◆ **YOUR TASK**
Every entry should be repeated exactly. Omit the pictures.

◆ **GIVEN DATA**
BEGIN

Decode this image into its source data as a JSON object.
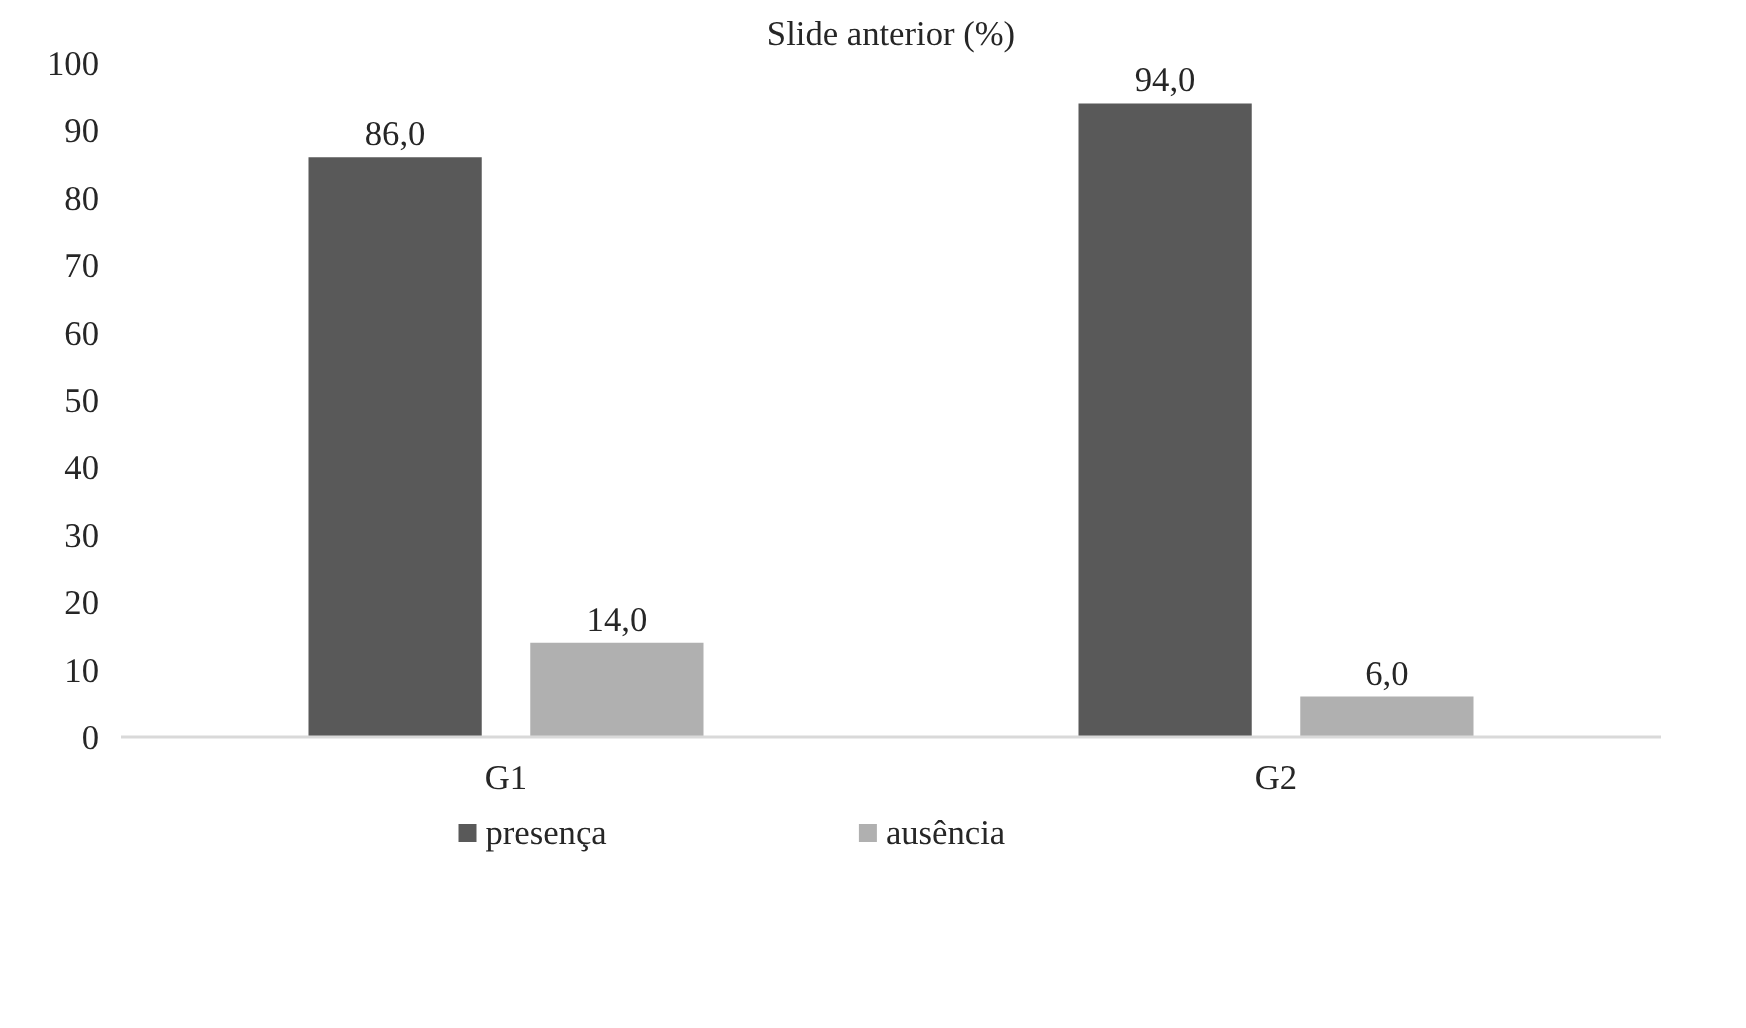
{
  "chart_data": {
    "type": "bar",
    "title": "Slide anterior (%)",
    "categories": [
      "G1",
      "G2"
    ],
    "series": [
      {
        "name": "presença",
        "color": "#595959",
        "values": [
          86.0,
          94.0
        ],
        "value_labels": [
          "86,0",
          "94,0"
        ]
      },
      {
        "name": "ausência",
        "color": "#b0b0b0",
        "values": [
          14.0,
          6.0
        ],
        "value_labels": [
          "14,0",
          "6,0"
        ]
      }
    ],
    "ylim": [
      0,
      100
    ],
    "yticks": [
      0,
      10,
      20,
      30,
      40,
      50,
      60,
      70,
      80,
      90,
      100
    ],
    "grid": false,
    "legend": "bottom"
  }
}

END

◆ **SOLUTION TO THIS EXERCISE**
Decode this image into its source data as a JSON object.
{
  "chart_data": {
    "type": "bar",
    "title": "Slide anterior (%)",
    "categories": [
      "G1",
      "G2"
    ],
    "series": [
      {
        "name": "presença",
        "color": "#595959",
        "values": [
          86.0,
          94.0
        ],
        "value_labels": [
          "86,0",
          "94,0"
        ]
      },
      {
        "name": "ausência",
        "color": "#b0b0b0",
        "values": [
          14.0,
          6.0
        ],
        "value_labels": [
          "14,0",
          "6,0"
        ]
      }
    ],
    "ylim": [
      0,
      100
    ],
    "yticks": [
      0,
      10,
      20,
      30,
      40,
      50,
      60,
      70,
      80,
      90,
      100
    ],
    "grid": false,
    "legend": "bottom"
  }
}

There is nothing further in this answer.